Check every line below for the string "技术要求", and copy the lines that contain it.
-----
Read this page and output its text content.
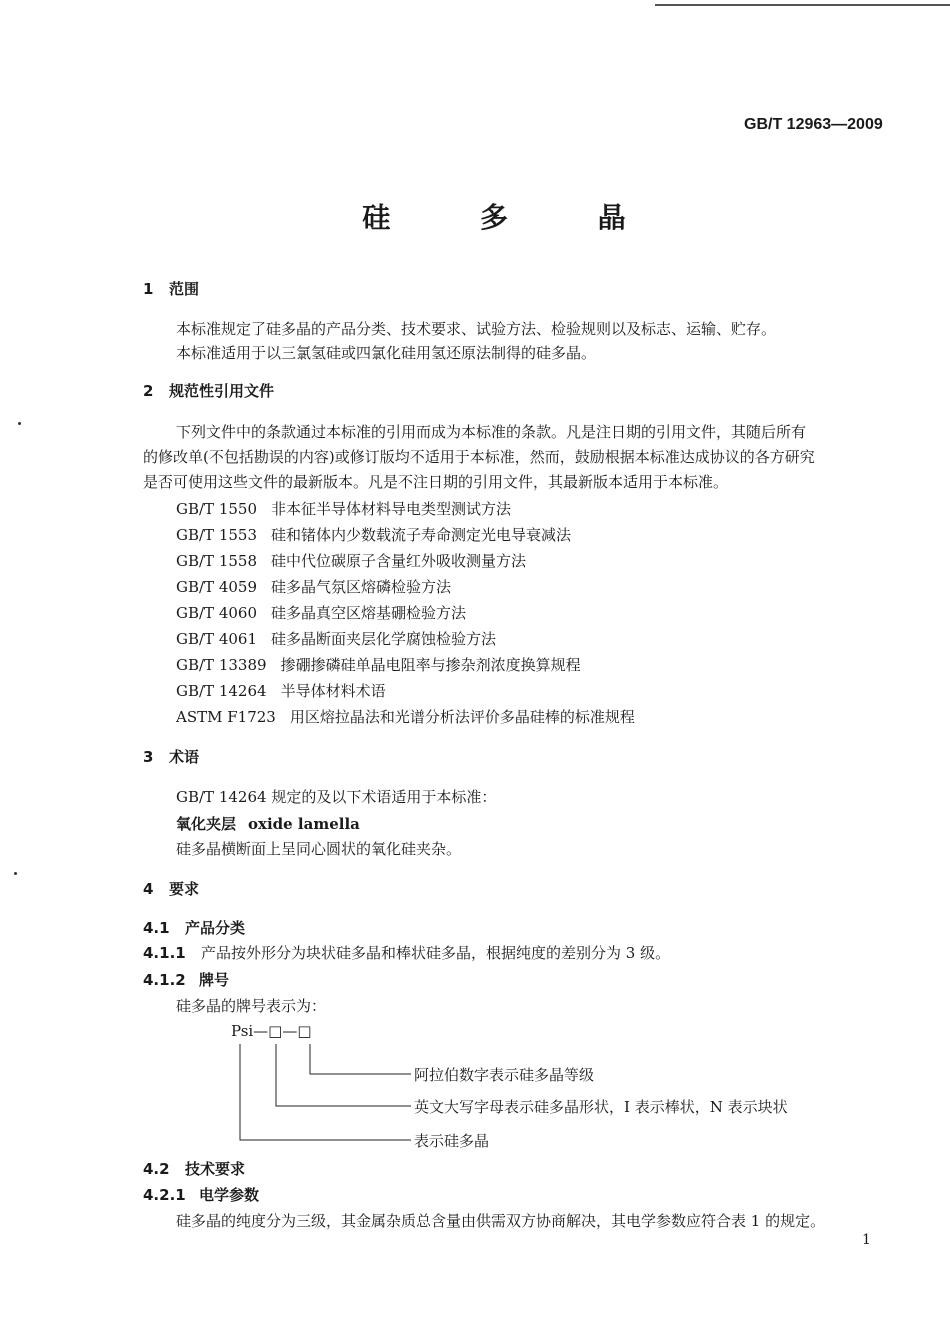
GB/T 12963—2009
硅 多 晶
1 范围
本标准规定了硅多晶的产品分类、技术要求、试验方法、检验规则以及标志、运输、贮存。
本标准适用于以三氯氢硅或四氯化硅用氢还原法制得的硅多晶。
2 规范性引用文件
下列文件中的条款通过本标准的引用而成为本标准的条款。凡是注日期的引用文件，其随后所有
的修改单(不包括勘误的内容)或修订版均不适用于本标准，然而，鼓励根据本标准达成协议的各方研究
是否可使用这些文件的最新版本。凡是不注日期的引用文件，其最新版本适用于本标准。
GB/T 1550 非本征半导体材料导电类型测试方法
GB/T 1553 硅和锗体内少数载流子寿命测定光电导衰减法
GB/T 1558 硅中代位碳原子含量红外吸收测量方法
GB/T 4059 硅多晶气氛区熔磷检验方法
GB/T 4060 硅多晶真空区熔基硼检验方法
GB/T 4061 硅多晶断面夹层化学腐蚀检验方法
GB/T 13389 掺硼掺磷硅单晶电阻率与掺杂剂浓度换算规程
GB/T 14264 半导体材料术语
ASTM F1723 用区熔拉晶法和光谱分析法评价多晶硅棒的标准规程
3 术语
GB/T 14264 规定的及以下术语适用于本标准：
氧化夹层 oxide lamella
硅多晶横断面上呈同心圆状的氧化硅夹杂。
4 要求
4.1 产品分类
4.1.1 产品按外形分为块状硅多晶和棒状硅多晶，根据纯度的差别分为 3 级。
4.1.2 牌号
硅多晶的牌号表示为：
Psi—□—□
阿拉伯数字表示硅多晶等级
英文大写字母表示硅多晶形状，I 表示棒状，N 表示块状
表示硅多晶
4.2 技术要求
4.2.1 电学参数
硅多晶的纯度分为三级，其金属杂质总含量由供需双方协商解决，其电学参数应符合表 1 的规定。
1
-----
* Expected answer *
本标准规定了硅多晶的产品分类、技术要求、试验方法、检验规则以及标志、运输、贮存。
4.2 技术要求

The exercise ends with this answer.